====== Texte à étudier ======
L’épouse de Frédéric Oudéa, qui a quitté la Société générale en septembre 2022, est la ministre des sports Amélie Oudéa-Castéra, qui détient 223 actions TotalEnergies (valorisées à près de 13 000 euros). Or, le groupe pétrolier est très investi dans le sport : il sponsorise, par exemple, une équipe de cyclisme professionnelle, ou encore la Coupe d’Afrique des nations de football, même s’il a renoncé en 2019 à devenir un partenaire des Jeux olympiques et paralympiques de Paris 2024, à la suite des protestations de la maire de Paris Anne Hidalgo.
Le cas de Pap Ndiaye
Les participations de ministres dans des entreprises sont scrutées avec plus d’attention par la HATVP, qui peut exiger que les membres du gouvernement susceptibles de se trouver en situation de conflit d’intérêts signent des décrets de déport. Sachant que l’apparence de conflit d’intérêts est suffisante pour en caractériser l’existence (lire ici en page 21 du guide déontologique de la Haute Autorité).
====== Données fournies ======
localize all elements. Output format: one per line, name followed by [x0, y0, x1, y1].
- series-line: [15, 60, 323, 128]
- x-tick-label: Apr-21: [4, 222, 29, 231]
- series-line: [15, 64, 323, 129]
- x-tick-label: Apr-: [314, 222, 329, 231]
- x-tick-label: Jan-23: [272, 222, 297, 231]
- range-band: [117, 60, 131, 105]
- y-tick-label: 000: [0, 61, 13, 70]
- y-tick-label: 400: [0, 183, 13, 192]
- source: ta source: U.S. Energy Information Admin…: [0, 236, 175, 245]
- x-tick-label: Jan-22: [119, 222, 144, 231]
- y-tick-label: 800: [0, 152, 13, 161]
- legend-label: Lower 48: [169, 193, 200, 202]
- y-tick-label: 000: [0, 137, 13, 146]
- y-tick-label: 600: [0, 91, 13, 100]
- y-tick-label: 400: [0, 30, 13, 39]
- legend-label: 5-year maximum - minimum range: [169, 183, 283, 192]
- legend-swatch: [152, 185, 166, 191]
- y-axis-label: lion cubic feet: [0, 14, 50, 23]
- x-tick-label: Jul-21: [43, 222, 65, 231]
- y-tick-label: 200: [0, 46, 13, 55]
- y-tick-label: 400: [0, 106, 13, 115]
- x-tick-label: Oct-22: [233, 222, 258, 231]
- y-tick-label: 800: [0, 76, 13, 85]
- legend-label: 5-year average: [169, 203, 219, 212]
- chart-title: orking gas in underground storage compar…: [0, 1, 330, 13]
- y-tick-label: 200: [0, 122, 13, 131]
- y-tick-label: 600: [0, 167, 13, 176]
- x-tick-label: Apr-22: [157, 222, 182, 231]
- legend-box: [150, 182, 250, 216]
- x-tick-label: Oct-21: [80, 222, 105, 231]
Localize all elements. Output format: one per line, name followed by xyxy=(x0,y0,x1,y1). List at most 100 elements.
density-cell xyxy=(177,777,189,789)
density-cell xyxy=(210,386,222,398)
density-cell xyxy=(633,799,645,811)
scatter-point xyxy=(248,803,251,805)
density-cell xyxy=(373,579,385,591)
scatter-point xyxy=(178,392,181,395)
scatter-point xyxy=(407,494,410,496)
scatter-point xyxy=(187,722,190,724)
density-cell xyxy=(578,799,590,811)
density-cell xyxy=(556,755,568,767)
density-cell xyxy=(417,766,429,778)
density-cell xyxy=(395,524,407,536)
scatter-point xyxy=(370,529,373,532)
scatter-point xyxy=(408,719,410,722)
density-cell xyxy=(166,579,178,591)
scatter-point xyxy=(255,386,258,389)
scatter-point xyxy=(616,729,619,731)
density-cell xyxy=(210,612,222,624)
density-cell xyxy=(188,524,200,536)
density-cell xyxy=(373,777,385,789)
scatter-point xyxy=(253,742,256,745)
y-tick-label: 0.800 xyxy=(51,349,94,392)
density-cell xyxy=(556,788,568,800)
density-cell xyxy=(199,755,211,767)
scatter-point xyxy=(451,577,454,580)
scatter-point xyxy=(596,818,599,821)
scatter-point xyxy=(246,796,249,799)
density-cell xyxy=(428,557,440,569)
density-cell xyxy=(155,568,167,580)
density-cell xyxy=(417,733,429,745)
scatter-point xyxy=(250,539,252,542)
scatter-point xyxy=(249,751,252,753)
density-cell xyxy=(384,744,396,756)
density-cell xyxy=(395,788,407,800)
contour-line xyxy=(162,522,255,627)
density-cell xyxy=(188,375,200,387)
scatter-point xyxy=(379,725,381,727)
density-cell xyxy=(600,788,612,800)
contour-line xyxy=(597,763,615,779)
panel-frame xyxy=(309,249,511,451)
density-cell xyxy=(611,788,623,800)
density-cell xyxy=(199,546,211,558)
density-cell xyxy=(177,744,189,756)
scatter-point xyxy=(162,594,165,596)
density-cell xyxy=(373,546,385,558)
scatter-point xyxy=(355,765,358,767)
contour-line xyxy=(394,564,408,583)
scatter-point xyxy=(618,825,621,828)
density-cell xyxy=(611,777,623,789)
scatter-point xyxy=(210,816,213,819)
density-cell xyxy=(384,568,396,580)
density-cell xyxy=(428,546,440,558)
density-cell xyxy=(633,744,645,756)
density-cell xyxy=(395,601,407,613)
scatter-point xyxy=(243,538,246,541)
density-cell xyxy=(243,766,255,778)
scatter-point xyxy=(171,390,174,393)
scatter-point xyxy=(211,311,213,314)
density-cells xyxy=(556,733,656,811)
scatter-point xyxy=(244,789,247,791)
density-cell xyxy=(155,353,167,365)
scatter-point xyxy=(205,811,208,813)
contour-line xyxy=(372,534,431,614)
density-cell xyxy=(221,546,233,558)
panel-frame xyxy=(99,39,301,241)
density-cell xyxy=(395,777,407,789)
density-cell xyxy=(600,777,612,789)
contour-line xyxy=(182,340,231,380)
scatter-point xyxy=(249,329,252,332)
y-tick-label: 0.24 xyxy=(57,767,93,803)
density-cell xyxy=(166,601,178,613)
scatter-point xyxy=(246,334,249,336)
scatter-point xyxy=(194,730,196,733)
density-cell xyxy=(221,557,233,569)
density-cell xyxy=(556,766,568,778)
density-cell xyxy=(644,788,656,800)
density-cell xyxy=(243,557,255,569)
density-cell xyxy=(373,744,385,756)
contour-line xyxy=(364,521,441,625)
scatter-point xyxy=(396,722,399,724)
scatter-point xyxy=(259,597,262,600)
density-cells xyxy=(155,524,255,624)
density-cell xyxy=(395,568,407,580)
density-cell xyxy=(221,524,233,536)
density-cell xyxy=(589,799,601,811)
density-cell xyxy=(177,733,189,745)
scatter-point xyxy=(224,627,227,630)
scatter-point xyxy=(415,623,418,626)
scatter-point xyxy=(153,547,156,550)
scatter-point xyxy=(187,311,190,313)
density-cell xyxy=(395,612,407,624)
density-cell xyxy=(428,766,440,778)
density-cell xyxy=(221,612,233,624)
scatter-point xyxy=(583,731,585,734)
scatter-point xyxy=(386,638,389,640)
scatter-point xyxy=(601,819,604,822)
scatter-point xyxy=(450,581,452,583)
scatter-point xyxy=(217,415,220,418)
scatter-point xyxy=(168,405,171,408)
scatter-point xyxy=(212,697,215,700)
======
Consigne:
Répondez à ces questions sur le texte à étudier :
1. Combien d'actions TotalEnergies Amélie Oudéa-Castéra détient-elle ?
2. En quelle année le groupe pétrolier a-t-il renoncé à devenir partenaire des Jeux olympiques et paralympiques de Paris 2024 ?
3. Qu'est-ce qui suffit pour caractériser l'existence d'un conflit d'intérêts ?
Les données sont un support à part, distinct du texte à étudier.

Corrigé:
1. Elle en détient 223.
2. En 2019.
3. L'apparence de conflit d'intérêts suffit.